Exclude any images and output the remaining records exactly.
##### Input rows
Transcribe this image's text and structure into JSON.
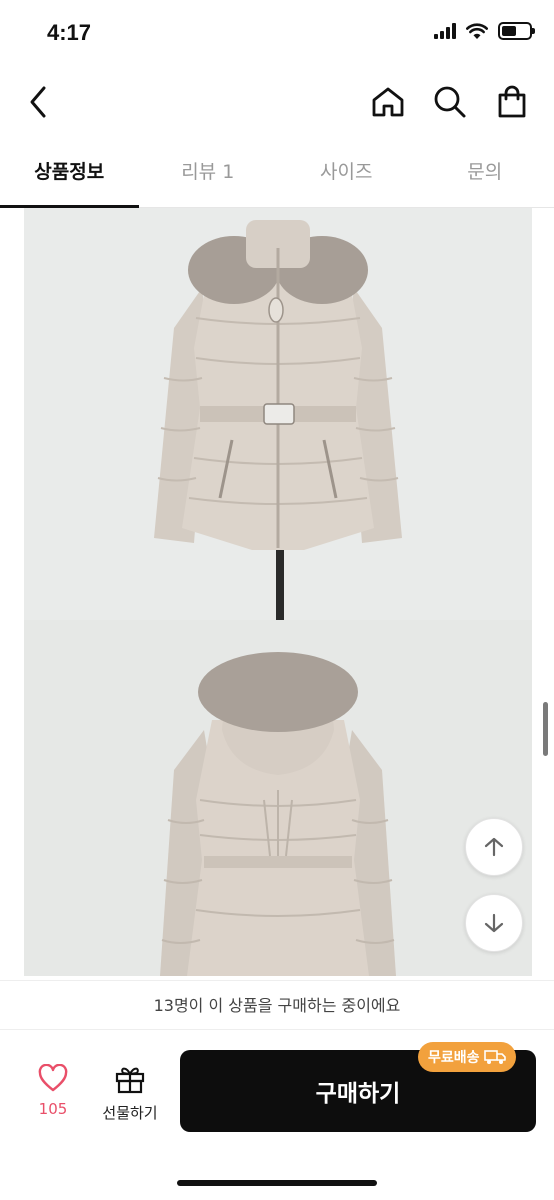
{
  "status": {
    "time": "4:17"
  },
  "tabs": [
    {
      "label": "상품정보",
      "active": true
    },
    {
      "label": "리뷰 1",
      "active": false
    },
    {
      "label": "사이즈",
      "active": false
    },
    {
      "label": "문의",
      "active": false
    }
  ],
  "icons": {
    "back": "chevron-left-icon",
    "home": "home-icon",
    "search": "search-icon",
    "bag": "shopping-bag-icon",
    "heart": "heart-icon",
    "gift": "gift-icon",
    "scroll_up": "arrow-up-icon",
    "scroll_down": "arrow-down-icon",
    "truck": "truck-icon"
  },
  "banner": {
    "text": "13명이 이 상품을 구매하는 중이에요"
  },
  "bottom": {
    "like_count": "105",
    "gift_label": "선물하기",
    "buy_label": "구매하기",
    "free_shipping": "무료배송"
  },
  "colors": {
    "accent_like": "#e94f69",
    "free_shipping_bg": "#f2a13d",
    "buy_button_bg": "#0d0d0d"
  }
}
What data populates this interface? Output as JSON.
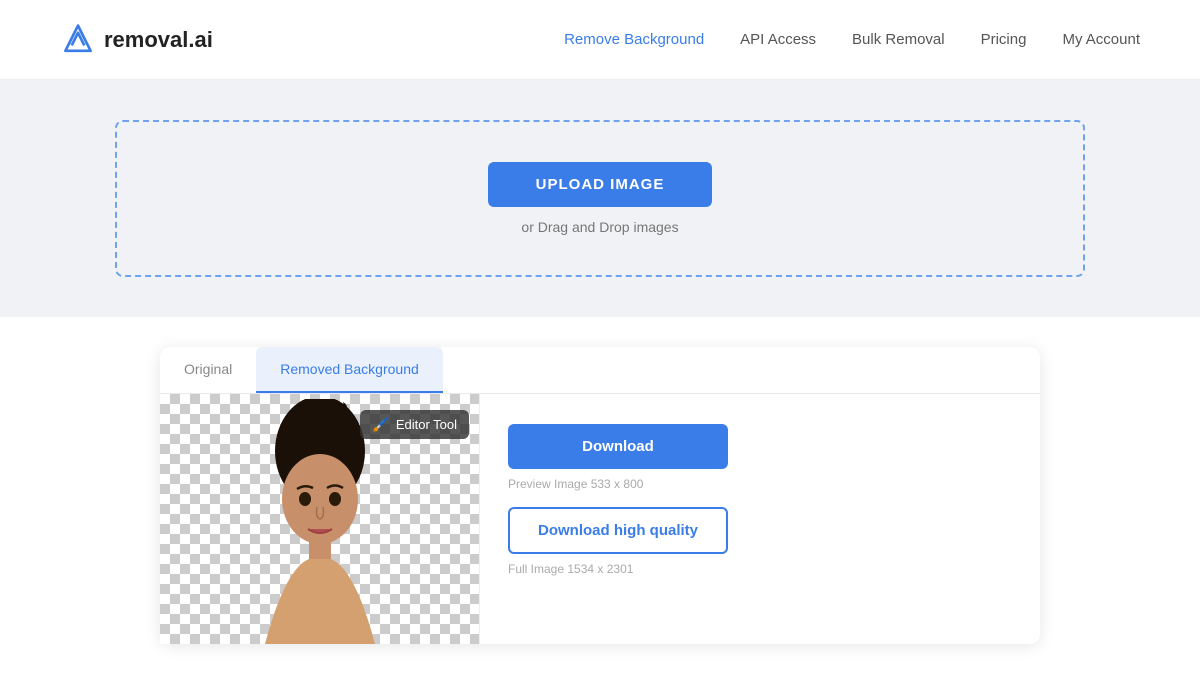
##########
# [Response to the task]
Transcribe this image's text and structure into JSON.
{
  "status": {
    "time": "4:17"
  },
  "tabs": [
    {
      "label": "상품정보",
      "active": true
    },
    {
      "label": "리뷰 1",
      "active": false
    },
    {
      "label": "사이즈",
      "active": false
    },
    {
      "label": "문의",
      "active": false
    }
  ],
  "icons": {
    "back": "chevron-left-icon",
    "home": "home-icon",
    "search": "search-icon",
    "bag": "shopping-bag-icon",
    "heart": "heart-icon",
    "gift": "gift-icon",
    "scroll_up": "arrow-up-icon",
    "scroll_down": "arrow-down-icon",
    "truck": "truck-icon"
  },
  "banner": {
    "text": "13명이 이 상품을 구매하는 중이에요"
  },
  "bottom": {
    "like_count": "105",
    "gift_label": "선물하기",
    "buy_label": "구매하기",
    "free_shipping": "무료배송"
  },
  "colors": {
    "accent_like": "#e94f69",
    "free_shipping_bg": "#f2a13d",
    "buy_button_bg": "#0d0d0d"
  }
}
What data populates this interface? Output as JSON.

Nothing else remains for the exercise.